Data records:
+ + + + + + +

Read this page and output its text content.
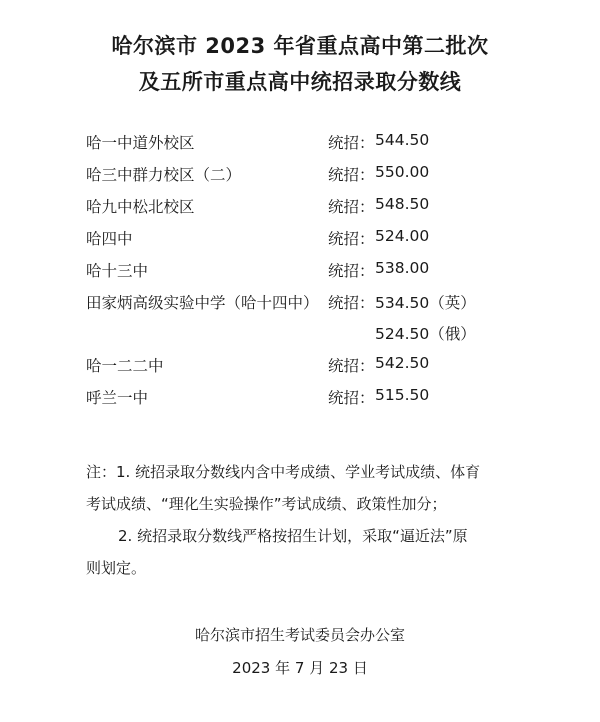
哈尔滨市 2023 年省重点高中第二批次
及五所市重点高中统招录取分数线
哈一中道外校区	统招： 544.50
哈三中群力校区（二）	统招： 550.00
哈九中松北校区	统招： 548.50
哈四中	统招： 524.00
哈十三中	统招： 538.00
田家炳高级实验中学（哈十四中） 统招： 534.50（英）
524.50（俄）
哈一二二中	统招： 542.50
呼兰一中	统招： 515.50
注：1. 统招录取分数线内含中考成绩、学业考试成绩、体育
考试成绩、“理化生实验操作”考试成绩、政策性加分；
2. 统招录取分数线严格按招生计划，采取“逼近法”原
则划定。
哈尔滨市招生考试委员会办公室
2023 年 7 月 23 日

+ + + + + + +

● Given problem
Retype the whole listing, keeping every line identical and omitting all pictures.

● Solution to the problem
Read this page and output its text content.
哈尔滨市 2023 年省重点高中第二批次
及五所市重点高中统招录取分数线
哈一中道外校区	统招： 544.50
哈三中群力校区（二）	统招： 550.00
哈九中松北校区	统招： 548.50
哈四中	统招： 524.00
哈十三中	统招： 538.00
田家炳高级实验中学（哈十四中） 统招： 534.50（英）
524.50（俄）
哈一二二中	统招： 542.50
呼兰一中	统招： 515.50
注：1. 统招录取分数线内含中考成绩、学业考试成绩、体育
考试成绩、“理化生实验操作”考试成绩、政策性加分；
2. 统招录取分数线严格按招生计划，采取“逼近法”原
则划定。
哈尔滨市招生考试委员会办公室
2023 年 7 月 23 日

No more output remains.